- Texto fuente -
------

Para terminar este breve repaso, qué mejor que con uno de los grandes: Stanley Kubrick. Obsesivo y genial a partes iguales, filmó algunas de las mejores películas de la historia con una precisión impecable. En muchos de sus films sus personajes avanzan por estados transitorios de locura o enajenación. Como en el caso de '2001: Una odisea en el espacio' y la locura que atenaza al astronauta cuando ha viajado por el espacio tiempo. Escena estática, cargada de intensidad con una mirada abstraída y totalmente enajenada del astronauta ante la situación vivida.
Por otro lado está 'La naranja mecánica' de Alex y sus "Drugos" que siembran el miedo en mendigos y excluidos sociales con su conducta violenta. En la película, las élites políticas junto con los mejores avances científicos presentan un programa que trata de revertir la conducta violenta de un joven adolescente agresivo e inmisericorde (Alex). Cuando le apresan le someten a una profunda terapia experimental que trata de erradicar de raíz sus anteriores comportamientos y reinsertarlo en la sociedad. Imágenes de violencia extrema para una película en principio dirigida a un público joven que trata de erradicar la violencia juvenil y también una reflexión sobre la sociedad juvenil y la incapacidad de "extirpar el problema tan sólo cortando la última escisión".

------

Datos almacenados
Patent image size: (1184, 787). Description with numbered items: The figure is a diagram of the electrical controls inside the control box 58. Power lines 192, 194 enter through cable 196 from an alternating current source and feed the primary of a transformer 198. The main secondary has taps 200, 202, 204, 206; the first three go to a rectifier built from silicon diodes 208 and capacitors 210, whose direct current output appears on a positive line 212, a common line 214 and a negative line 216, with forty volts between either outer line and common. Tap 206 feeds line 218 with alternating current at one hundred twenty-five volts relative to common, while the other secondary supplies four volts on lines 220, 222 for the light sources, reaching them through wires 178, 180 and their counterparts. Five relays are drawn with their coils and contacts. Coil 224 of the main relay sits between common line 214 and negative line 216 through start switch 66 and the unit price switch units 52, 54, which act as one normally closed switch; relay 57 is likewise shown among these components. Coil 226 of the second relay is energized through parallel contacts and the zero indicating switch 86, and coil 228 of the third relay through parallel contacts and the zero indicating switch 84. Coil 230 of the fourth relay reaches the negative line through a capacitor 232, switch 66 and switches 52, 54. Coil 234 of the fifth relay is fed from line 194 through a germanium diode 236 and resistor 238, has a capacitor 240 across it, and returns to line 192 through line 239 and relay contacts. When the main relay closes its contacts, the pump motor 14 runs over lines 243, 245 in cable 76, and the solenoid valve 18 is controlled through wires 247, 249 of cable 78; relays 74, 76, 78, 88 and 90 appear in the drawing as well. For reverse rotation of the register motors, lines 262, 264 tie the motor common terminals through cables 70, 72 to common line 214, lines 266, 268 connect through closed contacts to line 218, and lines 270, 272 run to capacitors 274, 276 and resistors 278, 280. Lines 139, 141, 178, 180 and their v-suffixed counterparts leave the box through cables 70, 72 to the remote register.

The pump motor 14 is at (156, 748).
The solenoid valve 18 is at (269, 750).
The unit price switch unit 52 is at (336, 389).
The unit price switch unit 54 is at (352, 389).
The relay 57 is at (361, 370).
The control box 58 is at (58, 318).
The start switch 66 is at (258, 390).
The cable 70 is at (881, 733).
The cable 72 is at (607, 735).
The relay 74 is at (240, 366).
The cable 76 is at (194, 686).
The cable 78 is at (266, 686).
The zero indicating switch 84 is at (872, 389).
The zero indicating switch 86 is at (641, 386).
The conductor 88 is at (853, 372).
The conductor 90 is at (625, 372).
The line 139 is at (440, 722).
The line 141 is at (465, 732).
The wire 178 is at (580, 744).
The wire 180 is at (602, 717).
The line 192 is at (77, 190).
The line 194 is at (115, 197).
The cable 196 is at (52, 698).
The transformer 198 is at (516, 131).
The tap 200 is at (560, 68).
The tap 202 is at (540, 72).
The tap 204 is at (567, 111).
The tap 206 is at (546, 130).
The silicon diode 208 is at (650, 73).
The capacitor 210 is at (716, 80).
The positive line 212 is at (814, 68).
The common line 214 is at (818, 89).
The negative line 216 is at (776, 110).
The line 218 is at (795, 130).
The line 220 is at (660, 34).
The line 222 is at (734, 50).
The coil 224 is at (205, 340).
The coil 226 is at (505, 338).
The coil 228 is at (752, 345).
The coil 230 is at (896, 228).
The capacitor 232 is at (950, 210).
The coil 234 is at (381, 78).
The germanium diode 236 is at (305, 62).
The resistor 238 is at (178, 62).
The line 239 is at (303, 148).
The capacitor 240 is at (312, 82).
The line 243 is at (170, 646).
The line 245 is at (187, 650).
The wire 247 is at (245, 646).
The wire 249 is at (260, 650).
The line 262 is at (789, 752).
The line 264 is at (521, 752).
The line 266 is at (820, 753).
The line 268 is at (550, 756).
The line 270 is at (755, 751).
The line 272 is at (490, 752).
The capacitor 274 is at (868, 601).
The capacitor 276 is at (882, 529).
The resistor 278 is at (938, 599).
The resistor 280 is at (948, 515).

------

- Objetivo del ejercicio -
Responde según el texto sobre Stanley Kubrick:
(a) ¿Qué atenaza al astronauta de '2001: Una odisea en el espacio' cuando ha viajado por el espacio tiempo?
(b) ¿En quiénes siembran el miedo Alex y sus "Drugos"?
(c) ¿A qué someten a Alex cuando lo apresan?

- Respuesta -
(a) La locura.
(b) En mendigos y excluidos sociales.
(c) A una profunda terapia experimental que trata de erradicar de raíz sus anteriores comportamientos y reinsertarlo en la sociedad.